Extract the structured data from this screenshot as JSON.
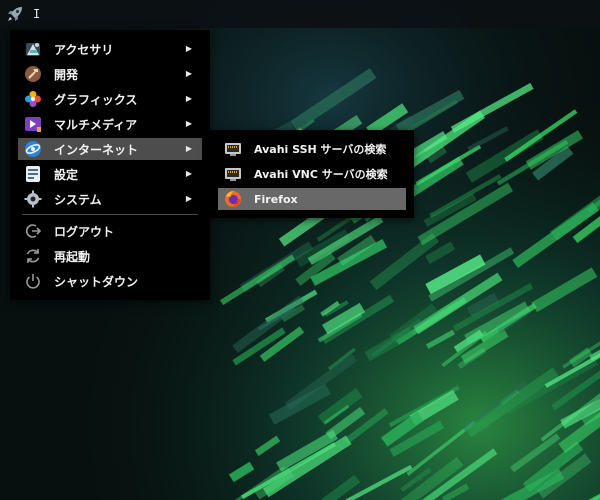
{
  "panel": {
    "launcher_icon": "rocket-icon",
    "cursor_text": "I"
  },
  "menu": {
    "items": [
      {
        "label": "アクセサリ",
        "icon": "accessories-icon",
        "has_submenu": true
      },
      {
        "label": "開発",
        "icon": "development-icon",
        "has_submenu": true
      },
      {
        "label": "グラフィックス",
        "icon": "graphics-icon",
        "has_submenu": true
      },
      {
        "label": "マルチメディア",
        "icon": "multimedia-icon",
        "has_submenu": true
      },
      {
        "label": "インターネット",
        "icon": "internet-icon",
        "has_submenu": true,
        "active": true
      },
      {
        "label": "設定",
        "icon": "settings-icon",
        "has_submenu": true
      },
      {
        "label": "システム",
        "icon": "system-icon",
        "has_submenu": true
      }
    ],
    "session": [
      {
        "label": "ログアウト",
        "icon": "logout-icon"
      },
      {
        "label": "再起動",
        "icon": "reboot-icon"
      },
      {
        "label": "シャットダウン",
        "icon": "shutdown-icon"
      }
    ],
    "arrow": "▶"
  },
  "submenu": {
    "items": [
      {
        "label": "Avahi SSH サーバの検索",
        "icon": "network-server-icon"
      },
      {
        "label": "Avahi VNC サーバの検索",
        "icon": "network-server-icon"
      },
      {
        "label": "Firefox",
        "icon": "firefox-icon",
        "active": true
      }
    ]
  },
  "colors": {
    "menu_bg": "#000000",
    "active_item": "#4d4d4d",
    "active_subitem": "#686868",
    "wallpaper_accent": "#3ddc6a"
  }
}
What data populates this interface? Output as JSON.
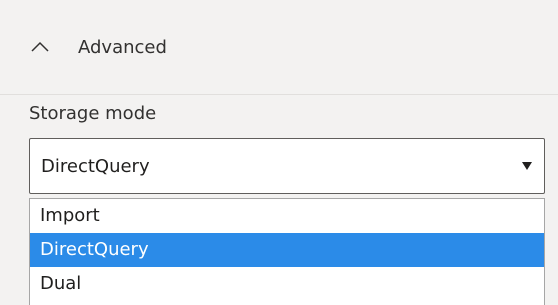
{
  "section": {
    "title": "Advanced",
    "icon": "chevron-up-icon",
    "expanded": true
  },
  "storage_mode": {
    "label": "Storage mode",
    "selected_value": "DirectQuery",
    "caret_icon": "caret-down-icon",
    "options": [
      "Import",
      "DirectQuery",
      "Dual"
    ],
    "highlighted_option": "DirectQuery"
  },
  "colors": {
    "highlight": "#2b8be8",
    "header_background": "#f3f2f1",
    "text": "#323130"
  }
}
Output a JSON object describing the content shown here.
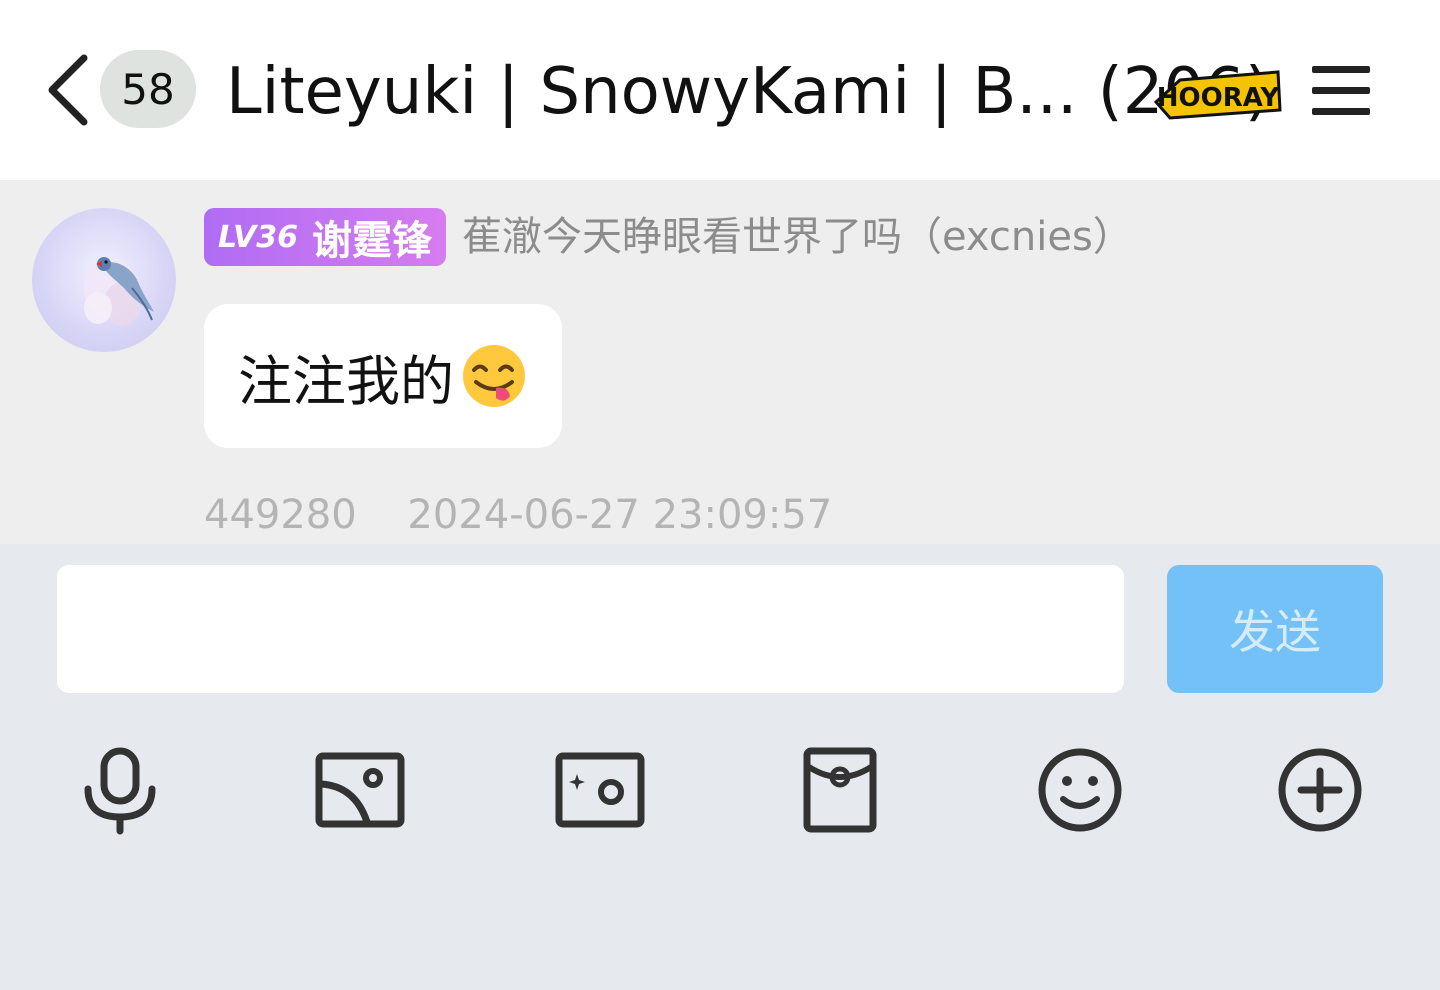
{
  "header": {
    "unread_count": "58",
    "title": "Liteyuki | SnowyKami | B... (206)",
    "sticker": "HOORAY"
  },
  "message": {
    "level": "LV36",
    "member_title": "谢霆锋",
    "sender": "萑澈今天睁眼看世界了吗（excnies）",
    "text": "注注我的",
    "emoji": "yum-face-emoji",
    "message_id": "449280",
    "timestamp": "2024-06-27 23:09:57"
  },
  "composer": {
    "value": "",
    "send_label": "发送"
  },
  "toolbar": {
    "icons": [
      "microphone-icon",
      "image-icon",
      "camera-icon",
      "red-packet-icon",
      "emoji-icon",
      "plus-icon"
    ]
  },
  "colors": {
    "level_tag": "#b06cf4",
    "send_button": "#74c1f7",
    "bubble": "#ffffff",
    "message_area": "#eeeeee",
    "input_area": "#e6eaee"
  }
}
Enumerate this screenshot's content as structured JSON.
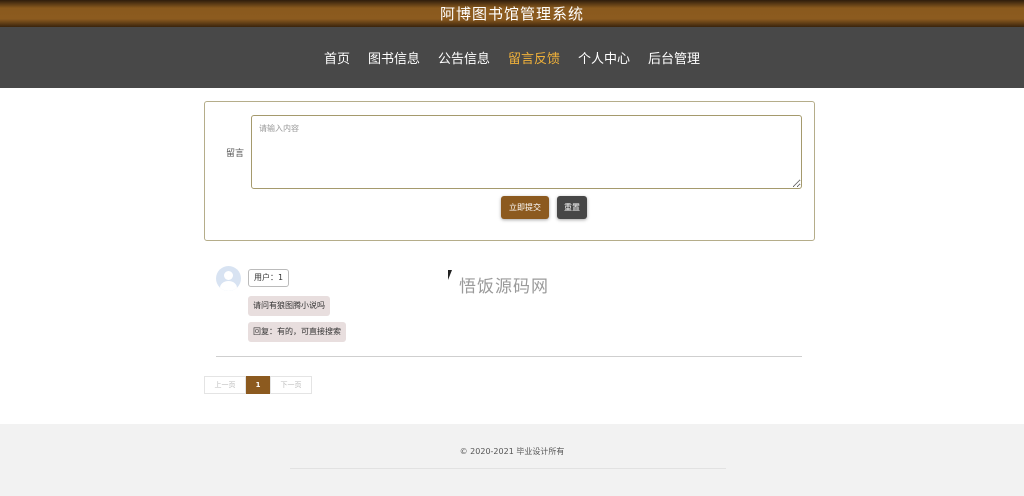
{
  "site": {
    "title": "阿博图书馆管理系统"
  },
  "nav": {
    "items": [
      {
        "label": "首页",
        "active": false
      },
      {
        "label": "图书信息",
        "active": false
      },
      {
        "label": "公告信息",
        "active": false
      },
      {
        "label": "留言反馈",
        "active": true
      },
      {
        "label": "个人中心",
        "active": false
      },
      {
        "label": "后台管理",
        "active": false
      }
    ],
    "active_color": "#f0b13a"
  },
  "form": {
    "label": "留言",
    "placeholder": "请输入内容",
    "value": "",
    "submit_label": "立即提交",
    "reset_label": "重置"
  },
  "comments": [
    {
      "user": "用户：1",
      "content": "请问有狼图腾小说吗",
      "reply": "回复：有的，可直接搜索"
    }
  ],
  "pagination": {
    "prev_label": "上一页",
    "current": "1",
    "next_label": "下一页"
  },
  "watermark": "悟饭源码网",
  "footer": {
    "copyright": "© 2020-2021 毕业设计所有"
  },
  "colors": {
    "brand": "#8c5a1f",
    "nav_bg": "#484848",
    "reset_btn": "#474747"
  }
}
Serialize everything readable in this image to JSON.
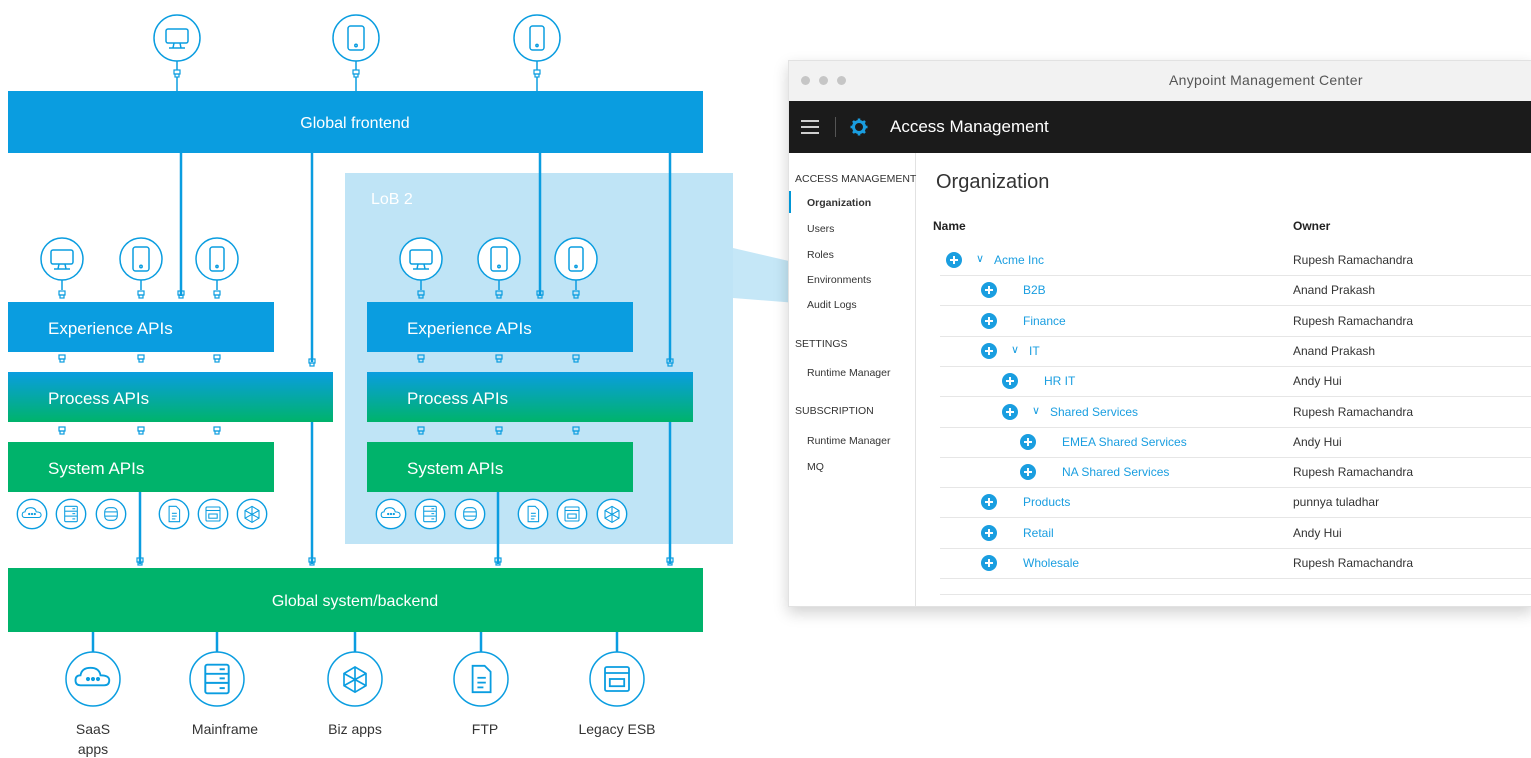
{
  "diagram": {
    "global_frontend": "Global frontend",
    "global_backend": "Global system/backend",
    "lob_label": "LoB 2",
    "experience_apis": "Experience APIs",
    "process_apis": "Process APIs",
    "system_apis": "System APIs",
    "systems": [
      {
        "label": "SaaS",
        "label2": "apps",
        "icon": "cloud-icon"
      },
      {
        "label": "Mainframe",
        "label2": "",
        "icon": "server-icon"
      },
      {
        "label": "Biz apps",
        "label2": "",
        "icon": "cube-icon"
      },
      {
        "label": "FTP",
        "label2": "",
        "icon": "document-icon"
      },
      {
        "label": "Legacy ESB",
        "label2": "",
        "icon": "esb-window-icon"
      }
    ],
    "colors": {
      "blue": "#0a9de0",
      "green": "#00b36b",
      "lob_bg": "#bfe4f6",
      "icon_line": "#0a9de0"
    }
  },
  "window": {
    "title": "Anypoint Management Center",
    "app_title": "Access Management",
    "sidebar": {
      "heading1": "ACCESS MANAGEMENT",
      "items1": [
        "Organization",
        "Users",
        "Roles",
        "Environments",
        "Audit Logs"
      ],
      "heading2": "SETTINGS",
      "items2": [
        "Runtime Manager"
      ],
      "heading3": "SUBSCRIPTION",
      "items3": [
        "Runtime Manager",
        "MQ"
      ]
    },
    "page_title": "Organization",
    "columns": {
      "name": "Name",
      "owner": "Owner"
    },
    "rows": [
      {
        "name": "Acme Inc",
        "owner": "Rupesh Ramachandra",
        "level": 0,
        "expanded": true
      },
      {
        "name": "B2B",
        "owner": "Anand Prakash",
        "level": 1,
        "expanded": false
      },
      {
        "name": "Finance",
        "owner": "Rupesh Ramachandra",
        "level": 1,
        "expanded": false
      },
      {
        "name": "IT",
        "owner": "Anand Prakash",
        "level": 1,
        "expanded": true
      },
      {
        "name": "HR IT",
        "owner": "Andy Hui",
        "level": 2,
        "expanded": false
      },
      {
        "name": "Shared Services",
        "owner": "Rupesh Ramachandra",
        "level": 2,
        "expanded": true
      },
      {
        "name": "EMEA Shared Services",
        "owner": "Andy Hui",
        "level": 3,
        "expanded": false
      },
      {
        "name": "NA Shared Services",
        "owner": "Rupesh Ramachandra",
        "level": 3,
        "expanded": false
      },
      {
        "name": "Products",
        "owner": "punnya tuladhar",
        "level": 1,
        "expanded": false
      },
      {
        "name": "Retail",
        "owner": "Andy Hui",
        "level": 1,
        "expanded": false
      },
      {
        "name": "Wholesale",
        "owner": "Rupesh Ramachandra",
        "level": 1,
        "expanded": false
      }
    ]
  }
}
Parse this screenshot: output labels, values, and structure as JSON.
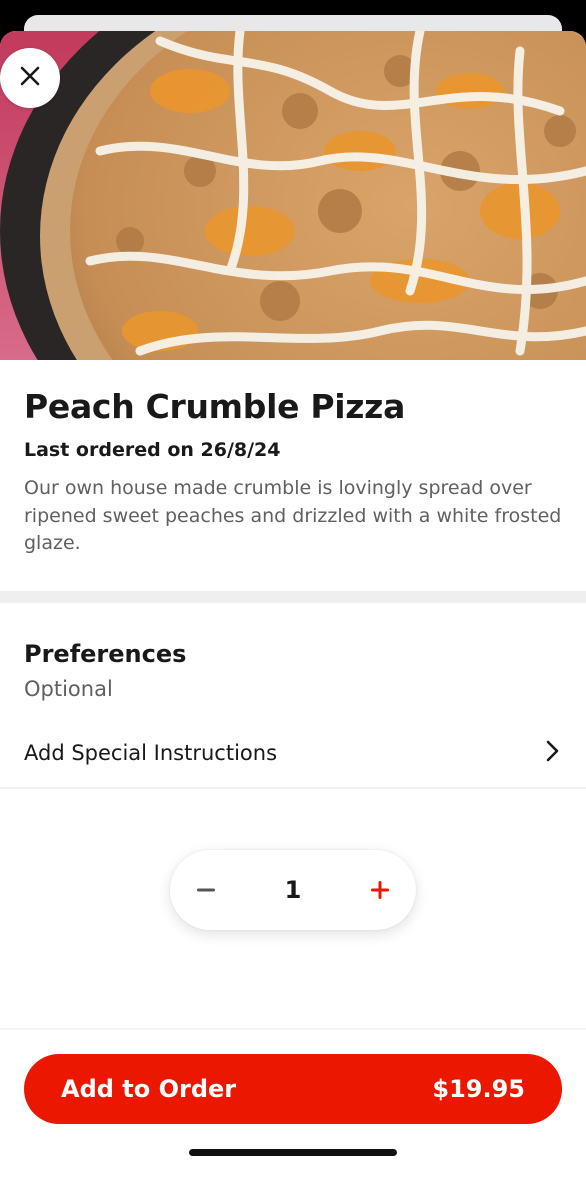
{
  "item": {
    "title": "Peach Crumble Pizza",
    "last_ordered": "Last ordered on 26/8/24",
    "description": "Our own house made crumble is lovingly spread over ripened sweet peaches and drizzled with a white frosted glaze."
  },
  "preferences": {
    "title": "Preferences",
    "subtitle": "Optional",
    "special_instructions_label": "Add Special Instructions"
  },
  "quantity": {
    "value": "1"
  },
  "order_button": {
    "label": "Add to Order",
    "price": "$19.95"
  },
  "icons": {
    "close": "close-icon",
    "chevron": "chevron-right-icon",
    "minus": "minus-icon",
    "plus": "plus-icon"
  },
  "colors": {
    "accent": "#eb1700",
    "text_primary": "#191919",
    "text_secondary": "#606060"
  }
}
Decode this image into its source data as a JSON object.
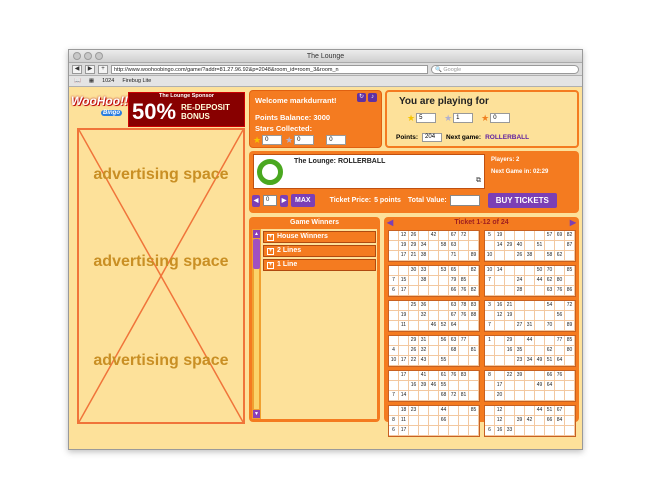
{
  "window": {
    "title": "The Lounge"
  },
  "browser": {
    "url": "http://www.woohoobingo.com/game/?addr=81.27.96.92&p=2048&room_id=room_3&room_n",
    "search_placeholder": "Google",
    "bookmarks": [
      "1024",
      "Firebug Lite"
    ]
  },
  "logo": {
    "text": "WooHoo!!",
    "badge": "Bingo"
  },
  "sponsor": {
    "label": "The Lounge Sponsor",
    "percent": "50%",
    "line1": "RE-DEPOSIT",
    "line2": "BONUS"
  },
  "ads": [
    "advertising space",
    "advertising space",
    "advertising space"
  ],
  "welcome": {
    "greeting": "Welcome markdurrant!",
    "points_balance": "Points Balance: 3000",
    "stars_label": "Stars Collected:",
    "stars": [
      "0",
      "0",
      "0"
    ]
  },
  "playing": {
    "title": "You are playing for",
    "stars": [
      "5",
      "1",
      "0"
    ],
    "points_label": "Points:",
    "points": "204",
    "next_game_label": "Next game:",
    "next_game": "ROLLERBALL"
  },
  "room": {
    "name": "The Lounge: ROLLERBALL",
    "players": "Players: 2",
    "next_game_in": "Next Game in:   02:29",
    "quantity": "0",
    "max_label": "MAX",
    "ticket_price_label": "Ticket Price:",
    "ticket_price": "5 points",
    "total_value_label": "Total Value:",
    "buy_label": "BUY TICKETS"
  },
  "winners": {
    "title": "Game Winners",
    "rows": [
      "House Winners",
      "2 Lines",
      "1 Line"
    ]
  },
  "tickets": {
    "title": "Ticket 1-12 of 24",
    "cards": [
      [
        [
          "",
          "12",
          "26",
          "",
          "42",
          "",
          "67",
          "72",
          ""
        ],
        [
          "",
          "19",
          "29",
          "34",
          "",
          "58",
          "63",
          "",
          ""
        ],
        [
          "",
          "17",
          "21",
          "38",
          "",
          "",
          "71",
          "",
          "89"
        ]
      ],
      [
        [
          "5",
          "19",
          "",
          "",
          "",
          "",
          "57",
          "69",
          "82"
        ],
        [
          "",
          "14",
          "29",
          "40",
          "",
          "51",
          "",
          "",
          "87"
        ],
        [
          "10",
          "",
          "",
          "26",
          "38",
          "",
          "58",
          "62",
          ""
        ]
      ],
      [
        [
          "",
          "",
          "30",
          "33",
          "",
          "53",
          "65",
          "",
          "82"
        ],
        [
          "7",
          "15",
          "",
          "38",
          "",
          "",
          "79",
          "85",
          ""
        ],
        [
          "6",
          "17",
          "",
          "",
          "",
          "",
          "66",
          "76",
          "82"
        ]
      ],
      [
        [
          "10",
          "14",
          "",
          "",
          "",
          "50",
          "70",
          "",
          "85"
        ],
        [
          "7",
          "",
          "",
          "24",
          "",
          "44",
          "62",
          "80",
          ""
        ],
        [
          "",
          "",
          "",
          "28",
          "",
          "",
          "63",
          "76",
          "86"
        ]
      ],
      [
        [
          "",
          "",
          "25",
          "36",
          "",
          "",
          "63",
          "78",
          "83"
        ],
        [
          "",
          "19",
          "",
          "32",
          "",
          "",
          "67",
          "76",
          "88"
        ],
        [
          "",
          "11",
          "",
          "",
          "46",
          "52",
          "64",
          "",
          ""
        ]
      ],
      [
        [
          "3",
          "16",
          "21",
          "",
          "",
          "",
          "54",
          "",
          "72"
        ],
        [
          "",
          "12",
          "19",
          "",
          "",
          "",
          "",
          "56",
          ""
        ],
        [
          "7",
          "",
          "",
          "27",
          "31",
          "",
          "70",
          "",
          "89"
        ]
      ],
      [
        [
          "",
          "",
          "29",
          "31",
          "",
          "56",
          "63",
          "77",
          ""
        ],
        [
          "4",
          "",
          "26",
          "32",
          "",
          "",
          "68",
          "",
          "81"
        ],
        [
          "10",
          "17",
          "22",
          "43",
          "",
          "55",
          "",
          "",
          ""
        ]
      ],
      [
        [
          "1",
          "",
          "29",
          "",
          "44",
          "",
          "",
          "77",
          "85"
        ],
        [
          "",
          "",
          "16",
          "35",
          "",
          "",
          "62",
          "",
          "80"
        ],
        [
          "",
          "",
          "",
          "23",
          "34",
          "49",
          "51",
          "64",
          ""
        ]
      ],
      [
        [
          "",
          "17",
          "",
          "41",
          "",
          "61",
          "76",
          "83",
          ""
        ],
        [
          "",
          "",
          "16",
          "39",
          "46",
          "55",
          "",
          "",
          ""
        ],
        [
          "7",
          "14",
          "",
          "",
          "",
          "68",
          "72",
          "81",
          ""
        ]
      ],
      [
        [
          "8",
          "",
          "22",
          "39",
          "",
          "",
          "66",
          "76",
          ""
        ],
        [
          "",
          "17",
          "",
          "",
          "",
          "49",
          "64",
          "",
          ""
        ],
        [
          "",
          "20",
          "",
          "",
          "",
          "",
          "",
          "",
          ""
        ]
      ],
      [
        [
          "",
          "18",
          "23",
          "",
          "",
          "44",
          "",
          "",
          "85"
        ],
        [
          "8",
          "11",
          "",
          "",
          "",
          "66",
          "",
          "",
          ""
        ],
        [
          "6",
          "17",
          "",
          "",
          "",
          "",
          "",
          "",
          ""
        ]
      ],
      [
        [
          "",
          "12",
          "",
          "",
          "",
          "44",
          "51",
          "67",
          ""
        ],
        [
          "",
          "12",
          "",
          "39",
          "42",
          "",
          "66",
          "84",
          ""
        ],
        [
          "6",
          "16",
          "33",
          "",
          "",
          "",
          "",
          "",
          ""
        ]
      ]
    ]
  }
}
:::::
# EXERCISE BRIEF:
Using the material above, work out how many lines contain the string "data". Give that number alone.

# SOLVED PROBLEM:
3